▶ **DIRECTIONS**
Copy, from the entries below, each line where the word "Gerais" can be found.

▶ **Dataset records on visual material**
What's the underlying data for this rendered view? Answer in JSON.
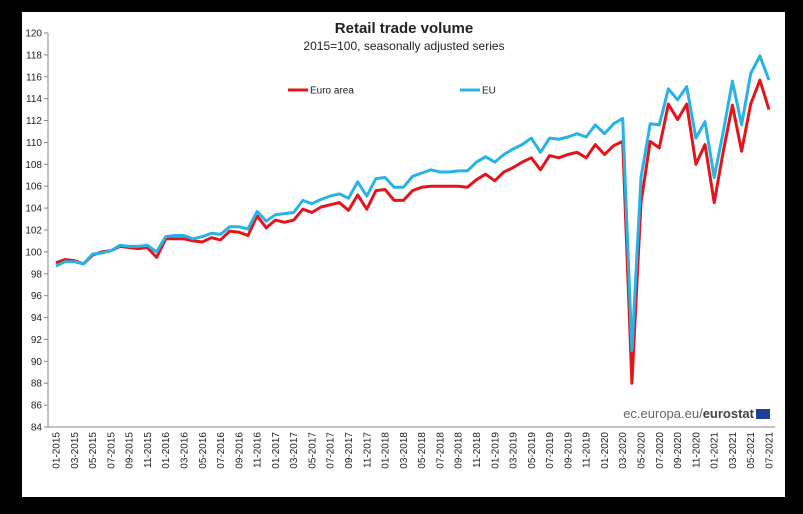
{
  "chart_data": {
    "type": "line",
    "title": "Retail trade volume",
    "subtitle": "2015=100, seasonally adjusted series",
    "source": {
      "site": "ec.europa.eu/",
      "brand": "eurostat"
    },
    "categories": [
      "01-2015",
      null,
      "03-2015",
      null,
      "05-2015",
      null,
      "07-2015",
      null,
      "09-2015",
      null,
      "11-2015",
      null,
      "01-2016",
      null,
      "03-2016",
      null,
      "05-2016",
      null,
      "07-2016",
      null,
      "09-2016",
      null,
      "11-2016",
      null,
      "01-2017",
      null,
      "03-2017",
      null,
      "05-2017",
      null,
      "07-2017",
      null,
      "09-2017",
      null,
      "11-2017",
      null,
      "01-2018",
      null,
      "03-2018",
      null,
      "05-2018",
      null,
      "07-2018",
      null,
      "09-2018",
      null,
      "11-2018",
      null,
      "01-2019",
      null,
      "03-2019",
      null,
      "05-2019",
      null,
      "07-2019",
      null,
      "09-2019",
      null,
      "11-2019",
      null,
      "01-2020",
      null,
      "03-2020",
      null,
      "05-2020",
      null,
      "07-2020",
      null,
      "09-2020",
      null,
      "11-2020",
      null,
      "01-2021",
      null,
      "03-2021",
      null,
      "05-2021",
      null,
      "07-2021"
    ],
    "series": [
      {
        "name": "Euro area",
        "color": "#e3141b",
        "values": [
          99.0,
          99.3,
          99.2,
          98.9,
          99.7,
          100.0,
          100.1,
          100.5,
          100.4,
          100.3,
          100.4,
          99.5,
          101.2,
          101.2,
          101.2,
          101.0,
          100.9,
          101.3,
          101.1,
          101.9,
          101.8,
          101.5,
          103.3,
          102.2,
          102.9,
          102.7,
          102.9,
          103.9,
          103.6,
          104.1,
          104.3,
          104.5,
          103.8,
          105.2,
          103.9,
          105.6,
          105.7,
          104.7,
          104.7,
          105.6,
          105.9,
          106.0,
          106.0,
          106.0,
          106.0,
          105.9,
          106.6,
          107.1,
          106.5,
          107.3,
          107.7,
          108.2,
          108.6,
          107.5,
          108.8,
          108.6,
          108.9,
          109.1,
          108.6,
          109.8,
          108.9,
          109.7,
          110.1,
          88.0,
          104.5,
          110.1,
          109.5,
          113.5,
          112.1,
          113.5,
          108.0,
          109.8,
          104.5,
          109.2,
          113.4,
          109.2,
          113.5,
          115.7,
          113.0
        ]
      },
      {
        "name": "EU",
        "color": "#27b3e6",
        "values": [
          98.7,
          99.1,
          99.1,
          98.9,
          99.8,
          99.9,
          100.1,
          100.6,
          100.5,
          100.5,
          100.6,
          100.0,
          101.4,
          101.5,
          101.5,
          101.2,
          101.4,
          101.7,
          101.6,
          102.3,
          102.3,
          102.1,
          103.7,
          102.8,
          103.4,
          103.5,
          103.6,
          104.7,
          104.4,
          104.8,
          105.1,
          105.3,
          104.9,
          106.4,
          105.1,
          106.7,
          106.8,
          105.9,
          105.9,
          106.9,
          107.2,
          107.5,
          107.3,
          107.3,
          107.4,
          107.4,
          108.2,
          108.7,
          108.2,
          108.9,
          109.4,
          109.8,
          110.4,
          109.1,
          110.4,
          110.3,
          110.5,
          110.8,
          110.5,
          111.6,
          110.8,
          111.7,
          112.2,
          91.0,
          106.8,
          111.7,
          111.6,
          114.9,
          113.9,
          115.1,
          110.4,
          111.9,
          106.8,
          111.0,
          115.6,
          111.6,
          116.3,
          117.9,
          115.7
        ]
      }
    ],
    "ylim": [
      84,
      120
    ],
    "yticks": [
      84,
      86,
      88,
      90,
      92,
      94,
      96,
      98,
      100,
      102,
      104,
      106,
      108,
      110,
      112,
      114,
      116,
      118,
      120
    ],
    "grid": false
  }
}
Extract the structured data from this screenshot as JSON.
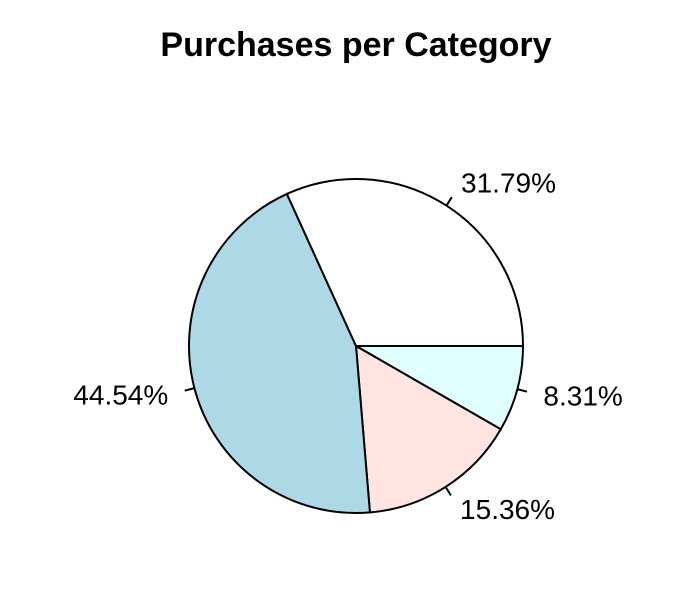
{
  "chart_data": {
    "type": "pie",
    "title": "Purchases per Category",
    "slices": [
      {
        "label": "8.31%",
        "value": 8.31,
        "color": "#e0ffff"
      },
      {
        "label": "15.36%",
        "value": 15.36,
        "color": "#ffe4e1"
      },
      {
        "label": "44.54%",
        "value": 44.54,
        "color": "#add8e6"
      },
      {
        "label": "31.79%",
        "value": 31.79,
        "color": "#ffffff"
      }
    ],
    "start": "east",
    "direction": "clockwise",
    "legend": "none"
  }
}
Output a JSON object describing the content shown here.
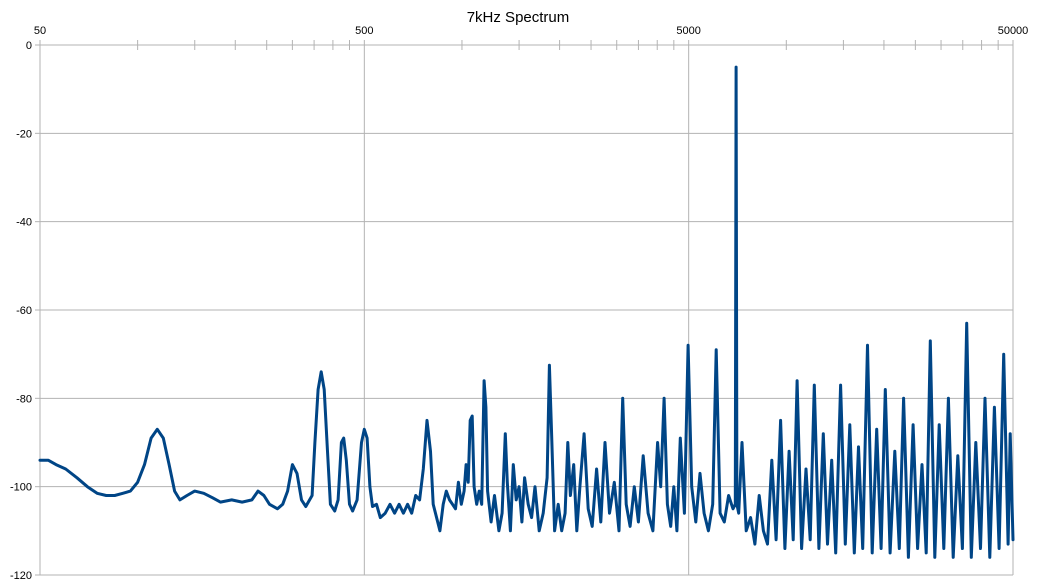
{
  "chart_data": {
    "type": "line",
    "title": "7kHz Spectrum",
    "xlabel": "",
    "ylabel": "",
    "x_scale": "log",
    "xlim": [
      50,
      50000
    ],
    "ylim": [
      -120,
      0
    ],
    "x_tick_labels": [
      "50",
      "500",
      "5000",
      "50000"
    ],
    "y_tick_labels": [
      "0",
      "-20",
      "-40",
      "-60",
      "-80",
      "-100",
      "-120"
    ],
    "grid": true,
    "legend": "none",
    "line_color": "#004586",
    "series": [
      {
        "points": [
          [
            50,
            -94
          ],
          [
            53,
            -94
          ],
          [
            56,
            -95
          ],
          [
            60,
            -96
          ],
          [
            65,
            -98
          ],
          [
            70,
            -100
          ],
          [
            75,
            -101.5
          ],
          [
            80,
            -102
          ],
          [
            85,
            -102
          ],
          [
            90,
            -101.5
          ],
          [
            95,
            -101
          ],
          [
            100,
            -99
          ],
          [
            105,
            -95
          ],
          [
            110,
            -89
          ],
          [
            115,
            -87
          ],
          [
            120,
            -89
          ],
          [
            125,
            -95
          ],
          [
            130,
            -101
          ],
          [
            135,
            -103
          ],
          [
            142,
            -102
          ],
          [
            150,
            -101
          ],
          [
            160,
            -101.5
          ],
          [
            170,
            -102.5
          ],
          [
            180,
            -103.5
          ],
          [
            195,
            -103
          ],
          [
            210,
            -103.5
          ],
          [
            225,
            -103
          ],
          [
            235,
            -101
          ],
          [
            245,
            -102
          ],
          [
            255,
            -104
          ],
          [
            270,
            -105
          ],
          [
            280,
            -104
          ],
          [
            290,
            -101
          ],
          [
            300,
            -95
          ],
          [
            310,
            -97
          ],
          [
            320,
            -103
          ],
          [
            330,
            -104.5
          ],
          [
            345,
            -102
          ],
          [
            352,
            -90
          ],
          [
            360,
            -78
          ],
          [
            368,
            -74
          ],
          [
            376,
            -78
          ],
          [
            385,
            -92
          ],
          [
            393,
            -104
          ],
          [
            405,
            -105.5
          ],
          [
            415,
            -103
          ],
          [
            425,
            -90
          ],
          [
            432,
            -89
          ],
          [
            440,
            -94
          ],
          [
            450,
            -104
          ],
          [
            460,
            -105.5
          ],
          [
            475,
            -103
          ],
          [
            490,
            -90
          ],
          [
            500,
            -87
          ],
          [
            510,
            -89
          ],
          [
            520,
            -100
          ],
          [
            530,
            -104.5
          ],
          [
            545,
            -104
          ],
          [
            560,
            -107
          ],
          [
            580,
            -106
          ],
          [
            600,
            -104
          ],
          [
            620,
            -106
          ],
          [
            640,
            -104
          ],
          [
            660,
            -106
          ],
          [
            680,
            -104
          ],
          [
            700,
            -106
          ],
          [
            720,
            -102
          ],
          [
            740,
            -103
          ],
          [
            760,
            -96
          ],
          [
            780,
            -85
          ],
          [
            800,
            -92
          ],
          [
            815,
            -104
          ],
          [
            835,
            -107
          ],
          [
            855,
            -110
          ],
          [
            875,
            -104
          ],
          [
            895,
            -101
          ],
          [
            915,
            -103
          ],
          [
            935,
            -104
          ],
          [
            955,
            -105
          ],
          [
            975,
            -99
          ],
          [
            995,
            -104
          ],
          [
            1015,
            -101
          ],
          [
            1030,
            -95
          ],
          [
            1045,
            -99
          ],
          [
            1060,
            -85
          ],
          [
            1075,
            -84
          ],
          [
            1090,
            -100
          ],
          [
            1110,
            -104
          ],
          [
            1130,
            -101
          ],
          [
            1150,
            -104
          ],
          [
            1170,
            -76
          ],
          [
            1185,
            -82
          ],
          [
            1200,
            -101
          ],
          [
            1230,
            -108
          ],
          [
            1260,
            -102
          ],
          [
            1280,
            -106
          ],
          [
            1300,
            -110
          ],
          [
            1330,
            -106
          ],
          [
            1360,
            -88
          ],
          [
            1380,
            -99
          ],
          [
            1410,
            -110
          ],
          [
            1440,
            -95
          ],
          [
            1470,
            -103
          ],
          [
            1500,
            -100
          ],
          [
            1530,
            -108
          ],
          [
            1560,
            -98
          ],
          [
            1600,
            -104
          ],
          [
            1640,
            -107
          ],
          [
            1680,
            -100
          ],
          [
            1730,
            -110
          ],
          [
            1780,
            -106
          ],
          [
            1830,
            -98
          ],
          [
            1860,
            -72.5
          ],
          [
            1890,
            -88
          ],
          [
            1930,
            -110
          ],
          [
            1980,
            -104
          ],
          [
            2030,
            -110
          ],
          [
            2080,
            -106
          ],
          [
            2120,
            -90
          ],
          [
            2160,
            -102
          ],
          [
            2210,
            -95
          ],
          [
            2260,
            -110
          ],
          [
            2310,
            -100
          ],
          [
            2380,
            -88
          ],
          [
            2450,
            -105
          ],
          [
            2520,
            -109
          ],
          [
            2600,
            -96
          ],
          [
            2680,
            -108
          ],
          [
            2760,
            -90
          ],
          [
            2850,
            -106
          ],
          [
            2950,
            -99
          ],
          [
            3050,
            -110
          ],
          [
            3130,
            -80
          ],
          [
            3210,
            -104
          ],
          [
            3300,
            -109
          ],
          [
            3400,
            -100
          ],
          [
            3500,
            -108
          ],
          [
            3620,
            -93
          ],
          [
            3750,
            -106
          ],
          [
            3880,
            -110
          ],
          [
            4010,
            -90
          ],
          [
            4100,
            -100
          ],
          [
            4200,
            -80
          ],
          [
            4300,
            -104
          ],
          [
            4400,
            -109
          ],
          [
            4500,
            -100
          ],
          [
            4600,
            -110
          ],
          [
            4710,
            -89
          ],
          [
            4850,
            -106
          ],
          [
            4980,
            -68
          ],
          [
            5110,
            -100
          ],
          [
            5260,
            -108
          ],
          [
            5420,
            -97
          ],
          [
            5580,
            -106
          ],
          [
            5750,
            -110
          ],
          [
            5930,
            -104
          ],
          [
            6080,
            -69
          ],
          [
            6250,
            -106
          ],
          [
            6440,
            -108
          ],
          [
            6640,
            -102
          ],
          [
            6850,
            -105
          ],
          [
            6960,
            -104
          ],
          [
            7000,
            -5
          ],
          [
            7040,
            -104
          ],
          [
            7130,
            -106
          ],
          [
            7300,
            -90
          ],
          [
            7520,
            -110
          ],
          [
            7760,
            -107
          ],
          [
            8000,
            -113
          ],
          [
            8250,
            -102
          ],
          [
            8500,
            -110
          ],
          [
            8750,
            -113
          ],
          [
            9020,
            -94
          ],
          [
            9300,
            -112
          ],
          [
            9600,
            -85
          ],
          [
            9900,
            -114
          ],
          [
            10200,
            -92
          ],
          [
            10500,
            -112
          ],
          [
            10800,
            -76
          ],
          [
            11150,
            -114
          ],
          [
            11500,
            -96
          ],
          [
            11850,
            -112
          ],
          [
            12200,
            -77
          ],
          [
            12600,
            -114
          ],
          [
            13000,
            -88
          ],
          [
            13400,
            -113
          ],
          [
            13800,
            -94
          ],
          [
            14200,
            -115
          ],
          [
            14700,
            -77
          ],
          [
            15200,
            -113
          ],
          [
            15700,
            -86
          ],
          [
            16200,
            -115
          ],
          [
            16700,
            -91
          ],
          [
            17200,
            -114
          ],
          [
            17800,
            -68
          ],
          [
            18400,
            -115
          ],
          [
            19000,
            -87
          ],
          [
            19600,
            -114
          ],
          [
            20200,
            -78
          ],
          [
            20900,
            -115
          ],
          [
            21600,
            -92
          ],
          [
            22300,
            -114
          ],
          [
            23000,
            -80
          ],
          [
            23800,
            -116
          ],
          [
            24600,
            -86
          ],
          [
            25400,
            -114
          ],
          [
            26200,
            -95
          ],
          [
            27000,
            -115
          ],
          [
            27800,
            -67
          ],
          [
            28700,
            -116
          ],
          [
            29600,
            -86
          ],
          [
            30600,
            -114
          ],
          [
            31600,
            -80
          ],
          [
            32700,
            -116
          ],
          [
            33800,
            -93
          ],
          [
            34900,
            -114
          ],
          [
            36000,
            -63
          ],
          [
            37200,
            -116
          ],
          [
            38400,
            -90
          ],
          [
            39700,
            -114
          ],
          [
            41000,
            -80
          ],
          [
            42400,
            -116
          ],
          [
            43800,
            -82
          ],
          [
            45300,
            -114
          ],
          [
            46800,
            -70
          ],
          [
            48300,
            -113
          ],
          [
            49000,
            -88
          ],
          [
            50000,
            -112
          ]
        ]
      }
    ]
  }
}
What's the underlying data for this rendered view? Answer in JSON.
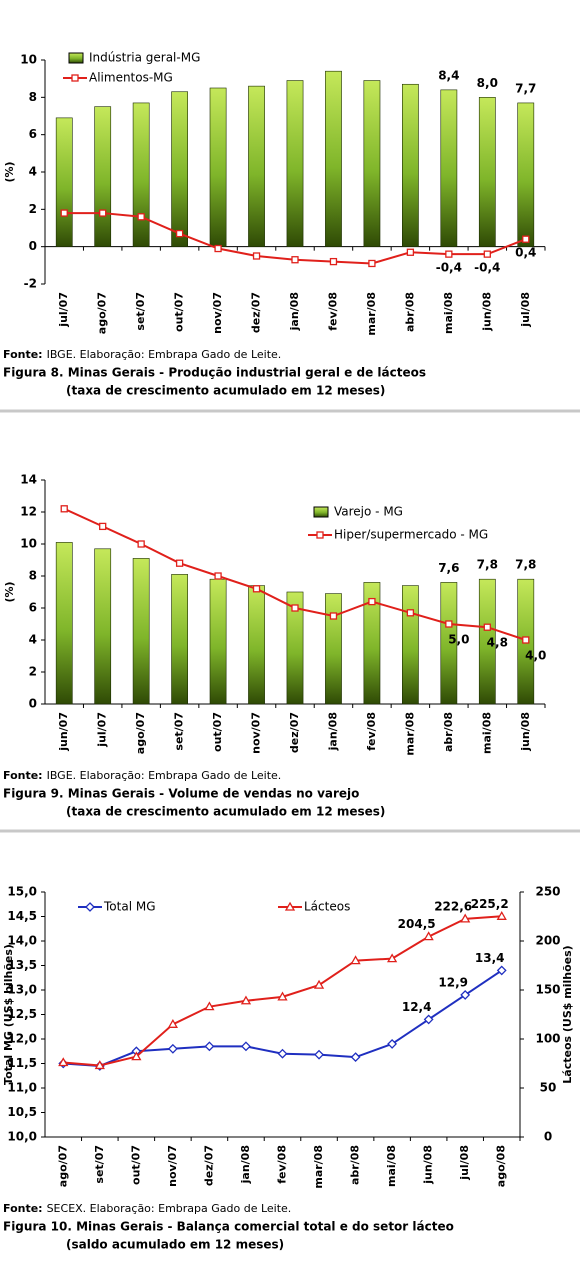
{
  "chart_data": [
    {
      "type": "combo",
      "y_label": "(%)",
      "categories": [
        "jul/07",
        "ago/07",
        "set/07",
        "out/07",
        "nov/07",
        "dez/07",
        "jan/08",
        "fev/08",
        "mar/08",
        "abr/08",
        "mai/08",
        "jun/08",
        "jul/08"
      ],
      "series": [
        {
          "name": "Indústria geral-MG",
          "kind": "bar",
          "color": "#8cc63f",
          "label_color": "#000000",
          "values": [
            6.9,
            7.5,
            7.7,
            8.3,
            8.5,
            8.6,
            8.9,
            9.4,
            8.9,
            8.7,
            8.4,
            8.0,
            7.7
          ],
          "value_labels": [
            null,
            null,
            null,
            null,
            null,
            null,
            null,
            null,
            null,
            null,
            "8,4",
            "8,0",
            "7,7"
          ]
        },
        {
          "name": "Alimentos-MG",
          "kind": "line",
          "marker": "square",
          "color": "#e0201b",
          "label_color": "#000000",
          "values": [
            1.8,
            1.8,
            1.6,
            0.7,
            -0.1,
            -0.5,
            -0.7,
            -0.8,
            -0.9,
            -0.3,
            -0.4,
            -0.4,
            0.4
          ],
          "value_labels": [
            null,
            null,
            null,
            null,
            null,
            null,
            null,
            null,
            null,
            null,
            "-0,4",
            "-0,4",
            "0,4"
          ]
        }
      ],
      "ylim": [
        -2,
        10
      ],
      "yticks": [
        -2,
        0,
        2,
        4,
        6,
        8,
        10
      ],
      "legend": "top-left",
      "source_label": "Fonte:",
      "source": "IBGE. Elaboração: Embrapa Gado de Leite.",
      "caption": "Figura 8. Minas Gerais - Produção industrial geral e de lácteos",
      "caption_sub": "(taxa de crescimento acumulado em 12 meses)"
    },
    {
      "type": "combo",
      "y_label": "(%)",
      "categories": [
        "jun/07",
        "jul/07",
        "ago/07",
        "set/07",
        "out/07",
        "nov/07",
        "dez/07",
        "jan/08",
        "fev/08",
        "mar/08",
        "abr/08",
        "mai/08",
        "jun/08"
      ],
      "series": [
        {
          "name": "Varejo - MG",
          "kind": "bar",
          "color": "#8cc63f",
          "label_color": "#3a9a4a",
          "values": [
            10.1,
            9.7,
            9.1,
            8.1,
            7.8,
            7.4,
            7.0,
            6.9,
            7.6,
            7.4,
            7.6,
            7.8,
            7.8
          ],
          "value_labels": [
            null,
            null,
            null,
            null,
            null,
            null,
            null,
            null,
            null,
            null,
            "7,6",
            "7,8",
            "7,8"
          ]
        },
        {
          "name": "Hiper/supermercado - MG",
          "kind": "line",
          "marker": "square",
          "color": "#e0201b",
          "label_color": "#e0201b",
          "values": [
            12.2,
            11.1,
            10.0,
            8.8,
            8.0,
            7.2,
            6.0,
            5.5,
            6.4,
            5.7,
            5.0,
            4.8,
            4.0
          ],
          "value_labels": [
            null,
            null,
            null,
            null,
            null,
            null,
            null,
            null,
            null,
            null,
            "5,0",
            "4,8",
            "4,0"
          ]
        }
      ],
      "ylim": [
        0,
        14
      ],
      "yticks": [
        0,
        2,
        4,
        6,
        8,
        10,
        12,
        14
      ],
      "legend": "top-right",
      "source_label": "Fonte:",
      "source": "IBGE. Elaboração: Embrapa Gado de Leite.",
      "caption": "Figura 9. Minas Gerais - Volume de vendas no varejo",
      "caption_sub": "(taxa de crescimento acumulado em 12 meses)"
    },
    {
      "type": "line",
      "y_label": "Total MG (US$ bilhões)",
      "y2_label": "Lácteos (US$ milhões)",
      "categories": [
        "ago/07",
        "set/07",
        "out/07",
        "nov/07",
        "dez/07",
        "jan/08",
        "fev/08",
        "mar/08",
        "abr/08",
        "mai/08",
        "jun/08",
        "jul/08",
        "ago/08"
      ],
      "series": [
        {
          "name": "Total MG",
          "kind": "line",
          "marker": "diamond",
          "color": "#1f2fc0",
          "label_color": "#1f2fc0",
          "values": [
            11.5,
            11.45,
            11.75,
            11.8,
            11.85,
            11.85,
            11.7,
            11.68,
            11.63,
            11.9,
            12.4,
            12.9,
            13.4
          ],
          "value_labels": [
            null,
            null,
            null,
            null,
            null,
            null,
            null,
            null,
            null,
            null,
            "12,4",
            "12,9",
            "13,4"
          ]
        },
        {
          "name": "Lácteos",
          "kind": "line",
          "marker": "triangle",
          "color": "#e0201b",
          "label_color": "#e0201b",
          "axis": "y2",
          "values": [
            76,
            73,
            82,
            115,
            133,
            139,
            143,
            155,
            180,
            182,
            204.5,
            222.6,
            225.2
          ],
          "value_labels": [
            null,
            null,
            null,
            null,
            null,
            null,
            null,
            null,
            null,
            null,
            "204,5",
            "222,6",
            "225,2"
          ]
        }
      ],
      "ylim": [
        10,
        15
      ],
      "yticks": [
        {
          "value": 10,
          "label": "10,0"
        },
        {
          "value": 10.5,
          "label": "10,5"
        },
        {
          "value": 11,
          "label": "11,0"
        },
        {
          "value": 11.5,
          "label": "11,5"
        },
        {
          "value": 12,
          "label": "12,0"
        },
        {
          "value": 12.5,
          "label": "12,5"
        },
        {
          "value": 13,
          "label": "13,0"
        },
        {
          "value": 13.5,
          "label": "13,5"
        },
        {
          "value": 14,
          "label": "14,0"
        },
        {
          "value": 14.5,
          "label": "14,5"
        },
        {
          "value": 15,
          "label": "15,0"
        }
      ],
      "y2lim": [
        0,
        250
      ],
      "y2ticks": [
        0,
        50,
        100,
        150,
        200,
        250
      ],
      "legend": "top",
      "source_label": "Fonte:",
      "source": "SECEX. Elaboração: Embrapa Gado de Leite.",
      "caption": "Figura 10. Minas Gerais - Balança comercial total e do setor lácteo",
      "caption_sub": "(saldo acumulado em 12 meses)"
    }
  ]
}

▶ **WRITTEN REPLY**
      "caption": "Figura 8. Minas Gerais - Produção industrial geral e de lácteos",
      "caption": "Figura 9. Minas Gerais - Volume de vendas no varejo",
      "caption": "Figura 10. Minas Gerais - Balança comercial total e do setor lácteo",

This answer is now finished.